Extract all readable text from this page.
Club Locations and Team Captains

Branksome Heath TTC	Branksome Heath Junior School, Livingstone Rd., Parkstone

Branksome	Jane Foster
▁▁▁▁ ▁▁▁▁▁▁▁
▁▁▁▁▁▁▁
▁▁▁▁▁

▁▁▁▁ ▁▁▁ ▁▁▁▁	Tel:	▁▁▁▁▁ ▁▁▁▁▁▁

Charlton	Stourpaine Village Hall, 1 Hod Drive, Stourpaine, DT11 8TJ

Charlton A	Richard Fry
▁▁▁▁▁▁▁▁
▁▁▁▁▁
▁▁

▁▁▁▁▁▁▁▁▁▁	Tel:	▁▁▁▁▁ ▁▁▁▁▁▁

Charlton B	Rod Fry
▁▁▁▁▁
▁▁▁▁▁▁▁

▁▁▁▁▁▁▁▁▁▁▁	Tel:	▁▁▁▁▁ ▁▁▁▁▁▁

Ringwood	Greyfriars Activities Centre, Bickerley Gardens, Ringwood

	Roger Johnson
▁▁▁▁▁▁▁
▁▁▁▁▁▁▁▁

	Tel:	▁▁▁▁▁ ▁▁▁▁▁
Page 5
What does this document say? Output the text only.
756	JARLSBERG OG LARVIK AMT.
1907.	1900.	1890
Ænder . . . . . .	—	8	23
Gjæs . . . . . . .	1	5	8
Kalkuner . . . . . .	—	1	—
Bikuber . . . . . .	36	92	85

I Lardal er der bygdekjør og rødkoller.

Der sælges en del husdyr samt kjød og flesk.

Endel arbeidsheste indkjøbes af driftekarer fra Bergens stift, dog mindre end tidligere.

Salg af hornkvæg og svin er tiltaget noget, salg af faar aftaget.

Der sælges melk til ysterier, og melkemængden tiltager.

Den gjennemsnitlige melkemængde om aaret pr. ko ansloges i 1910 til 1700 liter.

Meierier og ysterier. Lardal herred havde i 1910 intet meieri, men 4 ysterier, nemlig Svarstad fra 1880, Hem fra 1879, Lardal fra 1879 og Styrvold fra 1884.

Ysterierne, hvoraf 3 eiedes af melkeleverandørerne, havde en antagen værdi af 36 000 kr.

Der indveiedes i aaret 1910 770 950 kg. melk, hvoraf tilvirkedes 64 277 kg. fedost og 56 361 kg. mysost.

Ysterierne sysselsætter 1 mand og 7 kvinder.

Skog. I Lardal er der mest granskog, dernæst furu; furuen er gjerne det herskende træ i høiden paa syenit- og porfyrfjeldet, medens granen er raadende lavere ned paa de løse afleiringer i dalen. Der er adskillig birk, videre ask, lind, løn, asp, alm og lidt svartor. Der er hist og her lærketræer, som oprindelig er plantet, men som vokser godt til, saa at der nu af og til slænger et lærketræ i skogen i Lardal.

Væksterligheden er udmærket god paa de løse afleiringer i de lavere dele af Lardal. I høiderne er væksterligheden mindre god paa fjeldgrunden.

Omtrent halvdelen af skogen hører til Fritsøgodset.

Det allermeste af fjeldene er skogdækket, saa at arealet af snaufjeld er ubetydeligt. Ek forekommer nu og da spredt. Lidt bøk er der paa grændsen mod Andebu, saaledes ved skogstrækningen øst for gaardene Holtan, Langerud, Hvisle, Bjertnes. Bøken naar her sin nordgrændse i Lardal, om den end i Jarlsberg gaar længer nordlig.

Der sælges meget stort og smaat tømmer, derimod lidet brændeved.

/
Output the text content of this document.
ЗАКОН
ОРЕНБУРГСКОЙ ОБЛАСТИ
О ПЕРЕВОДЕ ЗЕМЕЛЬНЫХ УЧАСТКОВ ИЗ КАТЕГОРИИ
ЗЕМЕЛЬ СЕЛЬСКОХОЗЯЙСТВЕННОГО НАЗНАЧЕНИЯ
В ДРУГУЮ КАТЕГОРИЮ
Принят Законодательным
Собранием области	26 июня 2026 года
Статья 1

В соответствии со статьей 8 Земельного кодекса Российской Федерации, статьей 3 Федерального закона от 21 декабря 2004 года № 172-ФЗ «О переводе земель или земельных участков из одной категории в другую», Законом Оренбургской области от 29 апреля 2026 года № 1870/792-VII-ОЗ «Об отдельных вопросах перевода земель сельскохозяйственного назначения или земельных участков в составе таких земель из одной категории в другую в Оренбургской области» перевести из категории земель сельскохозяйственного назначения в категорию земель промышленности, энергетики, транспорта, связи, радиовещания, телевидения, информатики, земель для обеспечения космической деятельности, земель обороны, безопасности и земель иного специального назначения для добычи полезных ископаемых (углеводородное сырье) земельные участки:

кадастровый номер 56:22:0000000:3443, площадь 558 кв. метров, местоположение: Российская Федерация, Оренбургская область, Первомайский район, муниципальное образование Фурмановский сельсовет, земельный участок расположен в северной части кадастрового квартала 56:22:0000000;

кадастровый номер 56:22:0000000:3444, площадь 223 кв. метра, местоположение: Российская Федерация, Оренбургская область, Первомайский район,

==================================================

--- REQUIRED TASK ---
Show, from the material above, each line that includes the string "sælges".

--- TASK OUTPUT ---
Der sælges en del husdyr samt kjød og flesk.
Der sælges melk til ysterier, og melkemængden tiltager.
Der sælges meget stort og smaat tømmer, derimod lidet brændeved.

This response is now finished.